(begin)
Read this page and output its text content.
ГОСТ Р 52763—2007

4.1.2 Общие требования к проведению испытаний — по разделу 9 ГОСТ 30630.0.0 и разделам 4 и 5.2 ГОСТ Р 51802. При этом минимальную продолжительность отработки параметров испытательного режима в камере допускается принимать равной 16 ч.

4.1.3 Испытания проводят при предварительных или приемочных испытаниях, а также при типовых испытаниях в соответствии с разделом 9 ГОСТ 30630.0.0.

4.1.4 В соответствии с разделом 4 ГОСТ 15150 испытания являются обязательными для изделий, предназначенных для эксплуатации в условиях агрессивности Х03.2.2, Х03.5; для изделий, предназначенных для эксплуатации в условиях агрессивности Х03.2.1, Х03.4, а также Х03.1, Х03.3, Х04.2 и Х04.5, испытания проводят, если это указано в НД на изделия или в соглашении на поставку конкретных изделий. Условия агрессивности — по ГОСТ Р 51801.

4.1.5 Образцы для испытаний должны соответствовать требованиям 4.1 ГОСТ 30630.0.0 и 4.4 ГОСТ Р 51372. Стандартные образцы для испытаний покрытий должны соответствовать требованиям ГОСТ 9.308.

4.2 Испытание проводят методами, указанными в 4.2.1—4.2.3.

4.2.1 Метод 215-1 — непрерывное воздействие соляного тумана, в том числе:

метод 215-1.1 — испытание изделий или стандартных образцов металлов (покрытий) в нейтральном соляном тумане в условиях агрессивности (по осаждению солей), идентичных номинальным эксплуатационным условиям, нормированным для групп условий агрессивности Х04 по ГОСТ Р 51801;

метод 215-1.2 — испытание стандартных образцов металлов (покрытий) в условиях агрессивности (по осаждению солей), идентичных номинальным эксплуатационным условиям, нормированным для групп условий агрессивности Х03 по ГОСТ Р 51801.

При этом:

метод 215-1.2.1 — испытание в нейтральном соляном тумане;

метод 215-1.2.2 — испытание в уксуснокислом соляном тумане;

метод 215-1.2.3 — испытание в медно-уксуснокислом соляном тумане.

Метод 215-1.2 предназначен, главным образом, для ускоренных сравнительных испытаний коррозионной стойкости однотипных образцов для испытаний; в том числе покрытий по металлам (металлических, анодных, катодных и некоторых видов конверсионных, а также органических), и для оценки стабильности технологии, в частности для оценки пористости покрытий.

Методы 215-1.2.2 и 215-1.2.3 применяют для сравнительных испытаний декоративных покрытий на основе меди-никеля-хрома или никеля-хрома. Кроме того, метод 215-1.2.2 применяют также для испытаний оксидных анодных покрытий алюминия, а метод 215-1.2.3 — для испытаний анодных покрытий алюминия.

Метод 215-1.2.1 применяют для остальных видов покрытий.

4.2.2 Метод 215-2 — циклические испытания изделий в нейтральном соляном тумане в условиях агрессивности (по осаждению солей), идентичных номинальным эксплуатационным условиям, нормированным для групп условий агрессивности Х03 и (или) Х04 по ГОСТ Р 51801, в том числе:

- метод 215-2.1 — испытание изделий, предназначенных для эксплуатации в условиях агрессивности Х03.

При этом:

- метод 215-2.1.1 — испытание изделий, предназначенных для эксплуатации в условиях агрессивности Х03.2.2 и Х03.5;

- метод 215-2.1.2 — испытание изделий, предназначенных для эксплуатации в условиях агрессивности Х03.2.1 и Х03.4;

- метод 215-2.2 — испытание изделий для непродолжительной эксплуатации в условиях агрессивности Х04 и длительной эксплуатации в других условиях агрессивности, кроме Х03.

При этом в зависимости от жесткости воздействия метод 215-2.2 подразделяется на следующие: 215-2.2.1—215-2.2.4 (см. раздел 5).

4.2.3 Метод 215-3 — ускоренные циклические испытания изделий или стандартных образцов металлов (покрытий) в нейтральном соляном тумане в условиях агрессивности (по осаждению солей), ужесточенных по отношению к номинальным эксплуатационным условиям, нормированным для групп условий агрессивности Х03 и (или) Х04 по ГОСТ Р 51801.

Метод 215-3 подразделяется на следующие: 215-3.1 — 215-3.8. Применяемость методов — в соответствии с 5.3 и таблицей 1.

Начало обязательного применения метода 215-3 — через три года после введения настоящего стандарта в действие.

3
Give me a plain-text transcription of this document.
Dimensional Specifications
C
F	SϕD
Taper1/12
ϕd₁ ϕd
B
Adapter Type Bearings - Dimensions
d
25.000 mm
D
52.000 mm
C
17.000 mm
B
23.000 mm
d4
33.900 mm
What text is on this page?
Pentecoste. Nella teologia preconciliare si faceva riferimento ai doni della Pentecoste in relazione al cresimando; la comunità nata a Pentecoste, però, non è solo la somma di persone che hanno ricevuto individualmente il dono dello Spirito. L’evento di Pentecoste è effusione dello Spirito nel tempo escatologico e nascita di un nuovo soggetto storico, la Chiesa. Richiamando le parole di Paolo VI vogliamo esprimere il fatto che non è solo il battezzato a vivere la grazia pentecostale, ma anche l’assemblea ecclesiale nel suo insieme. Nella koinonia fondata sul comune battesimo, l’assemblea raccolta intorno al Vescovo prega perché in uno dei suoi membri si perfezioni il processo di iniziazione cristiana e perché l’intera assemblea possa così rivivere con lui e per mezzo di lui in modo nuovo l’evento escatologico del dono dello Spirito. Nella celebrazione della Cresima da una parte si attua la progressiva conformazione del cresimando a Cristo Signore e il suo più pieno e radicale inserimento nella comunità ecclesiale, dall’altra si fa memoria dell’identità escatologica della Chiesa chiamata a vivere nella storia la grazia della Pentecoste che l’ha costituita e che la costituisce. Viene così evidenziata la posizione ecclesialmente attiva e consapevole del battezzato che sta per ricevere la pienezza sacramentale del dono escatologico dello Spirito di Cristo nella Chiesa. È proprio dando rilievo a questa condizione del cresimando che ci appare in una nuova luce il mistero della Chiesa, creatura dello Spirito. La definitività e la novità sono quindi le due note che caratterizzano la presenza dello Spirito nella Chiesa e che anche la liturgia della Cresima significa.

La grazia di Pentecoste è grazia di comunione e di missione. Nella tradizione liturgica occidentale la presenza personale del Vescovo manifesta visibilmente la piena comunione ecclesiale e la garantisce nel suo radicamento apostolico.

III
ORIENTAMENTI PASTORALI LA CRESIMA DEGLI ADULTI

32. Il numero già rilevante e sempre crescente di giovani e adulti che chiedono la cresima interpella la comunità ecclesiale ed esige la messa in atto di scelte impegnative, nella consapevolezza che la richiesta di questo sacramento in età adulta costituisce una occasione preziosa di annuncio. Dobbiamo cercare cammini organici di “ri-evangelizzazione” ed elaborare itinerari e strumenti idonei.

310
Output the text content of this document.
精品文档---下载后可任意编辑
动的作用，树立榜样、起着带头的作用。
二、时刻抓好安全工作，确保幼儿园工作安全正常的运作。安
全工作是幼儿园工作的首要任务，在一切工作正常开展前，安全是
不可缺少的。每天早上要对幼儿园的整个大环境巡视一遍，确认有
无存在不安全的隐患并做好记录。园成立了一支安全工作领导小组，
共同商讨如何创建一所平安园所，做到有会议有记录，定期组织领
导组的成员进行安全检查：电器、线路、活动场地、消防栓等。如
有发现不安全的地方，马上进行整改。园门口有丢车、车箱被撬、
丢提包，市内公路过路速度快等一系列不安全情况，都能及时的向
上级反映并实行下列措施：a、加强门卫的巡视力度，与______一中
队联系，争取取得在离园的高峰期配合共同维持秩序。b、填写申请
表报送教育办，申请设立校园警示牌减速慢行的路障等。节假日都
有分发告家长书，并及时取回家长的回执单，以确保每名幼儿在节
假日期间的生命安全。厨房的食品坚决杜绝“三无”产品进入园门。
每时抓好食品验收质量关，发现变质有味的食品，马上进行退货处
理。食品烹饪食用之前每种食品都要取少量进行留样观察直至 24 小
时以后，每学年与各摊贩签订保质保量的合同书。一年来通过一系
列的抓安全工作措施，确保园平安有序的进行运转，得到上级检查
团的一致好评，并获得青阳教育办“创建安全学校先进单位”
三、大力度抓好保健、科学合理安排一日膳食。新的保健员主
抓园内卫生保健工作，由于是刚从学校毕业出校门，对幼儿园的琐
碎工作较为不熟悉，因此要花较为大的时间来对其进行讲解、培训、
(end)
EXERCISE DESCRIPTION.
From the line that contains "Output the text content of this document." to the last line of the material above, repeat every line exactly, keeping both the first and the last.

OUTPUT FOR THIS TASK.
Output the text content of this document.
精品文档---下载后可任意编辑
动的作用，树立榜样、起着带头的作用。
二、时刻抓好安全工作，确保幼儿园工作安全正常的运作。安
全工作是幼儿园工作的首要任务，在一切工作正常开展前，安全是
不可缺少的。每天早上要对幼儿园的整个大环境巡视一遍，确认有
无存在不安全的隐患并做好记录。园成立了一支安全工作领导小组，
共同商讨如何创建一所平安园所，做到有会议有记录，定期组织领
导组的成员进行安全检查：电器、线路、活动场地、消防栓等。如
有发现不安全的地方，马上进行整改。园门口有丢车、车箱被撬、
丢提包，市内公路过路速度快等一系列不安全情况，都能及时的向
上级反映并实行下列措施：a、加强门卫的巡视力度，与______一中
队联系，争取取得在离园的高峰期配合共同维持秩序。b、填写申请
表报送教育办，申请设立校园警示牌减速慢行的路障等。节假日都
有分发告家长书，并及时取回家长的回执单，以确保每名幼儿在节
假日期间的生命安全。厨房的食品坚决杜绝“三无”产品进入园门。
每时抓好食品验收质量关，发现变质有味的食品，马上进行退货处
理。食品烹饪食用之前每种食品都要取少量进行留样观察直至 24 小
时以后，每学年与各摊贩签订保质保量的合同书。一年来通过一系
列的抓安全工作措施，确保园平安有序的进行运转，得到上级检查
团的一致好评，并获得青阳教育办“创建安全学校先进单位”
三、大力度抓好保健、科学合理安排一日膳食。新的保健员主
抓园内卫生保健工作，由于是刚从学校毕业出校门，对幼儿园的琐
碎工作较为不熟悉，因此要花较为大的时间来对其进行讲解、培训、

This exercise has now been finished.